WHAT YOU HAVE TO DO
Reproduce all of the data word for word.

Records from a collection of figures

################

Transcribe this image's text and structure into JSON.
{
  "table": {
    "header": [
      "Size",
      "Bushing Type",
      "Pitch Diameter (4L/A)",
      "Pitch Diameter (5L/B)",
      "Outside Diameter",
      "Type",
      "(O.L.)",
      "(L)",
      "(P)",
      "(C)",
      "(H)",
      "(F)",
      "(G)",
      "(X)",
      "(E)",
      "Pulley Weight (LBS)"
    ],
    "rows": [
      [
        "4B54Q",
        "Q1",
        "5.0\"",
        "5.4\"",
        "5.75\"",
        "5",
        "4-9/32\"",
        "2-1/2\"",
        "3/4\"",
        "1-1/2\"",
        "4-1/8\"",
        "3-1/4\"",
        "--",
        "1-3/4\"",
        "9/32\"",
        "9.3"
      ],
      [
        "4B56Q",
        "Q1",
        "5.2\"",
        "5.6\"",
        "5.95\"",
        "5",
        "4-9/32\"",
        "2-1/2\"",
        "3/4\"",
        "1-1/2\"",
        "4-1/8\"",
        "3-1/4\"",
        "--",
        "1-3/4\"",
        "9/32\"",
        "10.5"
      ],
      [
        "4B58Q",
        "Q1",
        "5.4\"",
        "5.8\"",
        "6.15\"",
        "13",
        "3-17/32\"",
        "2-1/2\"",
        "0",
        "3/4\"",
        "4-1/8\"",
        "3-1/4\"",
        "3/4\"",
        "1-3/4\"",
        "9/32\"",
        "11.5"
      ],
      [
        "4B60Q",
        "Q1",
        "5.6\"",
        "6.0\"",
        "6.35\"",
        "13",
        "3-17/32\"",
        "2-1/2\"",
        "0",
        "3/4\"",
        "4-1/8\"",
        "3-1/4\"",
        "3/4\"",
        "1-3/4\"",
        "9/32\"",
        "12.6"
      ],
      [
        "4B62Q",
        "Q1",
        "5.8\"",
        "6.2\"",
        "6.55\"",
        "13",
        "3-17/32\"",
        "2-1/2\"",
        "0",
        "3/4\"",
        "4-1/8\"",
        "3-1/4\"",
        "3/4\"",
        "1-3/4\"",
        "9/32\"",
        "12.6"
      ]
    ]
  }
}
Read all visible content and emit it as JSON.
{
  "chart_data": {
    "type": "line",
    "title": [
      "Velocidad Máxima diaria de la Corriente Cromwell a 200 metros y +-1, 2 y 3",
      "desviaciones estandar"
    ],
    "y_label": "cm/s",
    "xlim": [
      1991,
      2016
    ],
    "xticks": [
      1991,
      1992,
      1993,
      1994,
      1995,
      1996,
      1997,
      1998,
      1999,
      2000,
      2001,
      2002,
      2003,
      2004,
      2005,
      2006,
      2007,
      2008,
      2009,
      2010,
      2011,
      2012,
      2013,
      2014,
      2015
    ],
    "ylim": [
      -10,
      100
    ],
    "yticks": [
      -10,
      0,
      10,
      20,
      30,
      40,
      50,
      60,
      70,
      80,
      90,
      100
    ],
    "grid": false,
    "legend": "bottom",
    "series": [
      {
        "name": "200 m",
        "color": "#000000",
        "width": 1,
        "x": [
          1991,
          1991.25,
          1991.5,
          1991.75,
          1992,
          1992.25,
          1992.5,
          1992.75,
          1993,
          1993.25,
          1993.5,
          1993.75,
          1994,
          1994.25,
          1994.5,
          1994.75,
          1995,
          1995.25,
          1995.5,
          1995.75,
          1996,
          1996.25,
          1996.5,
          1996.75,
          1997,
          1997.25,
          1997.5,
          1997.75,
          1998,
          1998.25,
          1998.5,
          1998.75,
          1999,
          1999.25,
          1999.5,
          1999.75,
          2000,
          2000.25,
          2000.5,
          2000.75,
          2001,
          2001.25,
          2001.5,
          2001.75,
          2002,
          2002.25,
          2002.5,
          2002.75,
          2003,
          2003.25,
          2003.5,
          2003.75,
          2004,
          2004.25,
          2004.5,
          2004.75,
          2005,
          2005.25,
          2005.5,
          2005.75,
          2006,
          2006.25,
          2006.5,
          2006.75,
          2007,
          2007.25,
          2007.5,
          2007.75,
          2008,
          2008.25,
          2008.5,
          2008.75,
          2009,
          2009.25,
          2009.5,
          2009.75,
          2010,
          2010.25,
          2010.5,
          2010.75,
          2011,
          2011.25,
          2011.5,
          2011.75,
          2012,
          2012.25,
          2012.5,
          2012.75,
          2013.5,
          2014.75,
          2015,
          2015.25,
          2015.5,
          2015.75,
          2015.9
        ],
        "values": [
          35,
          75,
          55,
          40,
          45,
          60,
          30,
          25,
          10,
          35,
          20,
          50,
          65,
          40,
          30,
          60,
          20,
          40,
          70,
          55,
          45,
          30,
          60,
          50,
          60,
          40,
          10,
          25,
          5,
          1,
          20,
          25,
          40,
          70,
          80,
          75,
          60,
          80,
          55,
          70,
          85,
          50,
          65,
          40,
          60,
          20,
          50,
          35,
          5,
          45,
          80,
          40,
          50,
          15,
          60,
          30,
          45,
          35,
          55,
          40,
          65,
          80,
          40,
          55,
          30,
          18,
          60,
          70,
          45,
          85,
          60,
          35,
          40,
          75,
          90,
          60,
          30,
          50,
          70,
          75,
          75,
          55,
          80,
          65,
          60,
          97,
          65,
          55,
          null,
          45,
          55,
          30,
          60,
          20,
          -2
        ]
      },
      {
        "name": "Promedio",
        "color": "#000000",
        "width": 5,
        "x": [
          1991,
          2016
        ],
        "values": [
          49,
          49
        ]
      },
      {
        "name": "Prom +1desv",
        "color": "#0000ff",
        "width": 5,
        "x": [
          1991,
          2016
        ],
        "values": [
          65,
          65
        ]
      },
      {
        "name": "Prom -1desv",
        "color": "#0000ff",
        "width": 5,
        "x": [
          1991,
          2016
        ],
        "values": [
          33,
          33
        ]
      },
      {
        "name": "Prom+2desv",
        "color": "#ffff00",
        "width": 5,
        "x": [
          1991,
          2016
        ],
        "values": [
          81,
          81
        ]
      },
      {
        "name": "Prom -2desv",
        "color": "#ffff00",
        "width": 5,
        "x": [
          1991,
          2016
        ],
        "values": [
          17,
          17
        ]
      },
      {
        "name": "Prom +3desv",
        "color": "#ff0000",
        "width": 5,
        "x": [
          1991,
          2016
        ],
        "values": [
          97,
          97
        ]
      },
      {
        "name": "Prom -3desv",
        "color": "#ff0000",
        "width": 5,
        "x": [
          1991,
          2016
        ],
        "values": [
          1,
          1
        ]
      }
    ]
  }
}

################

RIGHT ANSWER
Transcribe this image's text and structure into JSON.
{
  "table": {
    "header": [
      "Size",
      "Bushing Type",
      "Pitch Diameter (4L/A)",
      "Pitch Diameter (5L/B)",
      "Outside Diameter",
      "Type",
      "(O.L.)",
      "(L)",
      "(P)",
      "(C)",
      "(H)",
      "(F)",
      "(G)",
      "(X)",
      "(E)",
      "Pulley Weight (LBS)"
    ],
    "rows": [
      [
        "4B54Q",
        "Q1",
        "5.0\"",
        "5.4\"",
        "5.75\"",
        "5",
        "4-9/32\"",
        "2-1/2\"",
        "3/4\"",
        "1-1/2\"",
        "4-1/8\"",
        "3-1/4\"",
        "--",
        "1-3/4\"",
        "9/32\"",
        "9.3"
      ],
      [
        "4B56Q",
        "Q1",
        "5.2\"",
        "5.6\"",
        "5.95\"",
        "5",
        "4-9/32\"",
        "2-1/2\"",
        "3/4\"",
        "1-1/2\"",
        "4-1/8\"",
        "3-1/4\"",
        "--",
        "1-3/4\"",
        "9/32\"",
        "10.5"
      ],
      [
        "4B58Q",
        "Q1",
        "5.4\"",
        "5.8\"",
        "6.15\"",
        "13",
        "3-17/32\"",
        "2-1/2\"",
        "0",
        "3/4\"",
        "4-1/8\"",
        "3-1/4\"",
        "3/4\"",
        "1-3/4\"",
        "9/32\"",
        "11.5"
      ],
      [
        "4B60Q",
        "Q1",
        "5.6\"",
        "6.0\"",
        "6.35\"",
        "13",
        "3-17/32\"",
        "2-1/2\"",
        "0",
        "3/4\"",
        "4-1/8\"",
        "3-1/4\"",
        "3/4\"",
        "1-3/4\"",
        "9/32\"",
        "12.6"
      ],
      [
        "4B62Q",
        "Q1",
        "5.8\"",
        "6.2\"",
        "6.55\"",
        "13",
        "3-17/32\"",
        "2-1/2\"",
        "0",
        "3/4\"",
        "4-1/8\"",
        "3-1/4\"",
        "3/4\"",
        "1-3/4\"",
        "9/32\"",
        "12.6"
      ]
    ]
  }
}
Read all visible content and emit it as JSON.
{
  "chart_data": {
    "type": "line",
    "title": [
      "Velocidad Máxima diaria de la Corriente Cromwell a 200 metros y +-1, 2 y 3",
      "desviaciones estandar"
    ],
    "y_label": "cm/s",
    "xlim": [
      1991,
      2016
    ],
    "xticks": [
      1991,
      1992,
      1993,
      1994,
      1995,
      1996,
      1997,
      1998,
      1999,
      2000,
      2001,
      2002,
      2003,
      2004,
      2005,
      2006,
      2007,
      2008,
      2009,
      2010,
      2011,
      2012,
      2013,
      2014,
      2015
    ],
    "ylim": [
      -10,
      100
    ],
    "yticks": [
      -10,
      0,
      10,
      20,
      30,
      40,
      50,
      60,
      70,
      80,
      90,
      100
    ],
    "grid": false,
    "legend": "bottom",
    "series": [
      {
        "name": "200 m",
        "color": "#000000",
        "width": 1,
        "x": [
          1991,
          1991.25,
          1991.5,
          1991.75,
          1992,
          1992.25,
          1992.5,
          1992.75,
          1993,
          1993.25,
          1993.5,
          1993.75,
          1994,
          1994.25,
          1994.5,
          1994.75,
          1995,
          1995.25,
          1995.5,
          1995.75,
          1996,
          1996.25,
          1996.5,
          1996.75,
          1997,
          1997.25,
          1997.5,
          1997.75,
          1998,
          1998.25,
          1998.5,
          1998.75,
          1999,
          1999.25,
          1999.5,
          1999.75,
          2000,
          2000.25,
          2000.5,
          2000.75,
          2001,
          2001.25,
          2001.5,
          2001.75,
          2002,
          2002.25,
          2002.5,
          2002.75,
          2003,
          2003.25,
          2003.5,
          2003.75,
          2004,
          2004.25,
          2004.5,
          2004.75,
          2005,
          2005.25,
          2005.5,
          2005.75,
          2006,
          2006.25,
          2006.5,
          2006.75,
          2007,
          2007.25,
          2007.5,
          2007.75,
          2008,
          2008.25,
          2008.5,
          2008.75,
          2009,
          2009.25,
          2009.5,
          2009.75,
          2010,
          2010.25,
          2010.5,
          2010.75,
          2011,
          2011.25,
          2011.5,
          2011.75,
          2012,
          2012.25,
          2012.5,
          2012.75,
          2013.5,
          2014.75,
          2015,
          2015.25,
          2015.5,
          2015.75,
          2015.9
        ],
        "values": [
          35,
          75,
          55,
          40,
          45,
          60,
          30,
          25,
          10,
          35,
          20,
          50,
          65,
          40,
          30,
          60,
          20,
          40,
          70,
          55,
          45,
          30,
          60,
          50,
          60,
          40,
          10,
          25,
          5,
          1,
          20,
          25,
          40,
          70,
          80,
          75,
          60,
          80,
          55,
          70,
          85,
          50,
          65,
          40,
          60,
          20,
          50,
          35,
          5,
          45,
          80,
          40,
          50,
          15,
          60,
          30,
          45,
          35,
          55,
          40,
          65,
          80,
          40,
          55,
          30,
          18,
          60,
          70,
          45,
          85,
          60,
          35,
          40,
          75,
          90,
          60,
          30,
          50,
          70,
          75,
          75,
          55,
          80,
          65,
          60,
          97,
          65,
          55,
          null,
          45,
          55,
          30,
          60,
          20,
          -2
        ]
      },
      {
        "name": "Promedio",
        "color": "#000000",
        "width": 5,
        "x": [
          1991,
          2016
        ],
        "values": [
          49,
          49
        ]
      },
      {
        "name": "Prom +1desv",
        "color": "#0000ff",
        "width": 5,
        "x": [
          1991,
          2016
        ],
        "values": [
          65,
          65
        ]
      },
      {
        "name": "Prom -1desv",
        "color": "#0000ff",
        "width": 5,
        "x": [
          1991,
          2016
        ],
        "values": [
          33,
          33
        ]
      },
      {
        "name": "Prom+2desv",
        "color": "#ffff00",
        "width": 5,
        "x": [
          1991,
          2016
        ],
        "values": [
          81,
          81
        ]
      },
      {
        "name": "Prom -2desv",
        "color": "#ffff00",
        "width": 5,
        "x": [
          1991,
          2016
        ],
        "values": [
          17,
          17
        ]
      },
      {
        "name": "Prom +3desv",
        "color": "#ff0000",
        "width": 5,
        "x": [
          1991,
          2016
        ],
        "values": [
          97,
          97
        ]
      },
      {
        "name": "Prom -3desv",
        "color": "#ff0000",
        "width": 5,
        "x": [
          1991,
          2016
        ],
        "values": [
          1,
          1
        ]
      }
    ]
  }
}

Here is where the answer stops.